● Requirements: All of the records listed below should be retyped exactly.

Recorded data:
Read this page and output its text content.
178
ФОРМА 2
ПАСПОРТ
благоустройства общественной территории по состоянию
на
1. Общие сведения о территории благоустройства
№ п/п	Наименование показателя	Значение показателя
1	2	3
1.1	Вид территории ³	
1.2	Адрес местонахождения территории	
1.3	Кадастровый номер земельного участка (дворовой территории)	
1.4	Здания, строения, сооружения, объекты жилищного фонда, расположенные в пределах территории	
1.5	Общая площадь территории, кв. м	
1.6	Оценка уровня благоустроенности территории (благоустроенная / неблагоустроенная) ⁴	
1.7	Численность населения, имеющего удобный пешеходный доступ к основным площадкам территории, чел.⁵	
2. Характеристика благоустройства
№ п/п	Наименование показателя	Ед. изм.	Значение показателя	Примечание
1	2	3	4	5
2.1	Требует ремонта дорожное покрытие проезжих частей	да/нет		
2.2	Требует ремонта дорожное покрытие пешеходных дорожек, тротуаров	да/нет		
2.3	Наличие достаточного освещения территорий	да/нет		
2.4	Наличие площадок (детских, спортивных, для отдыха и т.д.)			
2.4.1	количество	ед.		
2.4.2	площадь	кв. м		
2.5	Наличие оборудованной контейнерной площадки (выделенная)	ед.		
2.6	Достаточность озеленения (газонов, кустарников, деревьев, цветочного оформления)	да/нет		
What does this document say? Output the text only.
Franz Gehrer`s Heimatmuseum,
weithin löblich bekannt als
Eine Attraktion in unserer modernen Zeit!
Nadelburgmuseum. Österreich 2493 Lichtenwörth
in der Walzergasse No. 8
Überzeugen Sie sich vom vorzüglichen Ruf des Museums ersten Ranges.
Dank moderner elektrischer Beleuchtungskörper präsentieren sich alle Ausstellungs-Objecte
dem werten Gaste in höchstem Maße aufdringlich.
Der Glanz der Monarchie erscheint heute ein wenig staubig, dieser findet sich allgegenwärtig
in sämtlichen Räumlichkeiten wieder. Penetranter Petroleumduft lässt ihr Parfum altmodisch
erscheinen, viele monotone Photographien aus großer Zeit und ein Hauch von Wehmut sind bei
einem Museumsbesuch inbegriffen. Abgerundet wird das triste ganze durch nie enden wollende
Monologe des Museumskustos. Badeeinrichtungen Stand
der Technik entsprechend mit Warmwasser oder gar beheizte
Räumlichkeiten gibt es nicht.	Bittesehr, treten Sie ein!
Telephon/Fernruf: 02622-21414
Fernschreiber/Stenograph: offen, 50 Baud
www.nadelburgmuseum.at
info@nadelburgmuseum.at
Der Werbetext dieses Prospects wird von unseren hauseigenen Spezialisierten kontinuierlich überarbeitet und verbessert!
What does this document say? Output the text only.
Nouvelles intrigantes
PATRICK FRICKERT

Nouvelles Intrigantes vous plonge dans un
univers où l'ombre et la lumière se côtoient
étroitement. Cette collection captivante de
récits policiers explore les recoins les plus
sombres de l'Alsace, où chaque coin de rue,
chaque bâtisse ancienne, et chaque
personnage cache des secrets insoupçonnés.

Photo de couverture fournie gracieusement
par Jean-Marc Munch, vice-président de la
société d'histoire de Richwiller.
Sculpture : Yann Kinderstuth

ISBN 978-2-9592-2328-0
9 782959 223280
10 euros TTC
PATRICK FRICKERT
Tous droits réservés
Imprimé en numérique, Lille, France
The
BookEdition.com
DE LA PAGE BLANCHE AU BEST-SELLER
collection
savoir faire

● Result of this exercise:
Read this page and output its text content.
178
ФОРМА 2
ПАСПОРТ
благоустройства общественной территории по состоянию
на
1. Общие сведения о территории благоустройства
№ п/п	Наименование показателя	Значение показателя
1	2	3
1.1	Вид территории ³	
1.2	Адрес местонахождения территории	
1.3	Кадастровый номер земельного участка (дворовой территории)	
1.4	Здания, строения, сооружения, объекты жилищного фонда, расположенные в пределах территории	
1.5	Общая площадь территории, кв. м	
1.6	Оценка уровня благоустроенности территории (благоустроенная / неблагоустроенная) ⁴	
1.7	Численность населения, имеющего удобный пешеходный доступ к основным площадкам территории, чел.⁵	
2. Характеристика благоустройства
№ п/п	Наименование показателя	Ед. изм.	Значение показателя	Примечание
1	2	3	4	5
2.1	Требует ремонта дорожное покрытие проезжих частей	да/нет		
2.2	Требует ремонта дорожное покрытие пешеходных дорожек, тротуаров	да/нет		
2.3	Наличие достаточного освещения территорий	да/нет		
2.4	Наличие площадок (детских, спортивных, для отдыха и т.д.)			
2.4.1	количество	ед.		
2.4.2	площадь	кв. м		
2.5	Наличие оборудованной контейнерной площадки (выделенная)	ед.		
2.6	Достаточность озеленения (газонов, кустарников, деревьев, цветочного оформления)	да/нет		
What does this document say? Output the text only.
Franz Gehrer`s Heimatmuseum,
weithin löblich bekannt als
Eine Attraktion in unserer modernen Zeit!
Nadelburgmuseum. Österreich 2493 Lichtenwörth
in der Walzergasse No. 8
Überzeugen Sie sich vom vorzüglichen Ruf des Museums ersten Ranges.
Dank moderner elektrischer Beleuchtungskörper präsentieren sich alle Ausstellungs-Objecte
dem werten Gaste in höchstem Maße aufdringlich.
Der Glanz der Monarchie erscheint heute ein wenig staubig, dieser findet sich allgegenwärtig
in sämtlichen Räumlichkeiten wieder. Penetranter Petroleumduft lässt ihr Parfum altmodisch
erscheinen, viele monotone Photographien aus großer Zeit und ein Hauch von Wehmut sind bei
einem Museumsbesuch inbegriffen. Abgerundet wird das triste ganze durch nie enden wollende
Monologe des Museumskustos. Badeeinrichtungen Stand
der Technik entsprechend mit Warmwasser oder gar beheizte
Räumlichkeiten gibt es nicht.	Bittesehr, treten Sie ein!
Telephon/Fernruf: 02622-21414
Fernschreiber/Stenograph: offen, 50 Baud
www.nadelburgmuseum.at
info@nadelburgmuseum.at
Der Werbetext dieses Prospects wird von unseren hauseigenen Spezialisierten kontinuierlich überarbeitet und verbessert!
What does this document say? Output the text only.
Nouvelles intrigantes
PATRICK FRICKERT

Nouvelles Intrigantes vous plonge dans un
univers où l'ombre et la lumière se côtoient
étroitement. Cette collection captivante de
récits policiers explore les recoins les plus
sombres de l'Alsace, où chaque coin de rue,
chaque bâtisse ancienne, et chaque
personnage cache des secrets insoupçonnés.

Photo de couverture fournie gracieusement
par Jean-Marc Munch, vice-président de la
société d'histoire de Richwiller.
Sculpture : Yann Kinderstuth

ISBN 978-2-9592-2328-0
9 782959 223280
10 euros TTC
PATRICK FRICKERT
Tous droits réservés
Imprimé en numérique, Lille, France
The
BookEdition.com
DE LA PAGE BLANCHE AU BEST-SELLER
collection
savoir faire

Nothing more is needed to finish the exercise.